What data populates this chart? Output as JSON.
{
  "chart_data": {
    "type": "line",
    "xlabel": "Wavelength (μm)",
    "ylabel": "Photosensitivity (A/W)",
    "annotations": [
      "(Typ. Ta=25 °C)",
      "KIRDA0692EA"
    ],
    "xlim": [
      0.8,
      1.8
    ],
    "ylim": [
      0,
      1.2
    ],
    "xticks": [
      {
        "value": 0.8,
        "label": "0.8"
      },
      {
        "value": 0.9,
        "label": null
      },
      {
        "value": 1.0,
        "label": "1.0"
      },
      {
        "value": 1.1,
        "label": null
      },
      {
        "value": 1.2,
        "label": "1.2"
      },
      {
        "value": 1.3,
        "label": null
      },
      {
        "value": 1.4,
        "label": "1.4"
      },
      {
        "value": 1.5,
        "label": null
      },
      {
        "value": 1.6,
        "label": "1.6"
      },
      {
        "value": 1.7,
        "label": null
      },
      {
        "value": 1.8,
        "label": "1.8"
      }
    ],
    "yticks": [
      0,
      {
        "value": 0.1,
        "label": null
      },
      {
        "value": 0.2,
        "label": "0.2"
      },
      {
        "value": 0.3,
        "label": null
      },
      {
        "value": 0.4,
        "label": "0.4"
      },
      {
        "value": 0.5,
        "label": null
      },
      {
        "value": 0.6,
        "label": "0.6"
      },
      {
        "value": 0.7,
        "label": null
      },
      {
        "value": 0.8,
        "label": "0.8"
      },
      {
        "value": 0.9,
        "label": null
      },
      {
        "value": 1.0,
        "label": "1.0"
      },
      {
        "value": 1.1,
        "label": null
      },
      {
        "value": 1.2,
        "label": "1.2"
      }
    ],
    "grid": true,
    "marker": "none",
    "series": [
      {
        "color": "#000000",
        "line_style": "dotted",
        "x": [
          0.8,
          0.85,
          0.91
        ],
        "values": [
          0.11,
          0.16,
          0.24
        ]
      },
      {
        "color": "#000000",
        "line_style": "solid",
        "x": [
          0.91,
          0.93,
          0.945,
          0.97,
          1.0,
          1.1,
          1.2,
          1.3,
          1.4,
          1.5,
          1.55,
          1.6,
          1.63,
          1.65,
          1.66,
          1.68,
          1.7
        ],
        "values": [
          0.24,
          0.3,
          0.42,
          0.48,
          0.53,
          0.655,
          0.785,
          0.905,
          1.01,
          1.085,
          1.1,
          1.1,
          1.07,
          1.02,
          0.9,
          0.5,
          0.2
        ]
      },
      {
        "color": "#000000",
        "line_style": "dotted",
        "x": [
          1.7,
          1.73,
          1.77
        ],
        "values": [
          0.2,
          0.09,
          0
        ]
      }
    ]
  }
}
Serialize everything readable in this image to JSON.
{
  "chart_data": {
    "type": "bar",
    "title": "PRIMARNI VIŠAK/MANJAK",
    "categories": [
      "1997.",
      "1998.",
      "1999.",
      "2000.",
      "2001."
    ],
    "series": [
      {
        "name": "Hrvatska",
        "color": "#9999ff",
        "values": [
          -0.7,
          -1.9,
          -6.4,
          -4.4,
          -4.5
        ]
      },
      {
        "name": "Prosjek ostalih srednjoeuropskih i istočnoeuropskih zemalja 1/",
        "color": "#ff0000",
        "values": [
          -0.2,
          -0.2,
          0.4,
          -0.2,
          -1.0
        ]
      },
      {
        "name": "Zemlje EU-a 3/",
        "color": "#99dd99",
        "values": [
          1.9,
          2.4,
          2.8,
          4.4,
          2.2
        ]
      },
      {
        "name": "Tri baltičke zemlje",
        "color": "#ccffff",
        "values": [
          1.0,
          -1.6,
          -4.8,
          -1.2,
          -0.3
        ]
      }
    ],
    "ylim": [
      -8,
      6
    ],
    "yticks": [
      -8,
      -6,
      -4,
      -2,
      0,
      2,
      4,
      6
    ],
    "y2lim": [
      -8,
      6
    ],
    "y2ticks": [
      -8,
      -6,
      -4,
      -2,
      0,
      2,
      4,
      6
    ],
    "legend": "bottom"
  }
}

* * * * * * *

§ **Direction**: From the listing above, copy out each line where the word "this" appears.

§ **The result**:
What data populates this chart? Output as JSON.
Serialize everything readable in this image to JSON.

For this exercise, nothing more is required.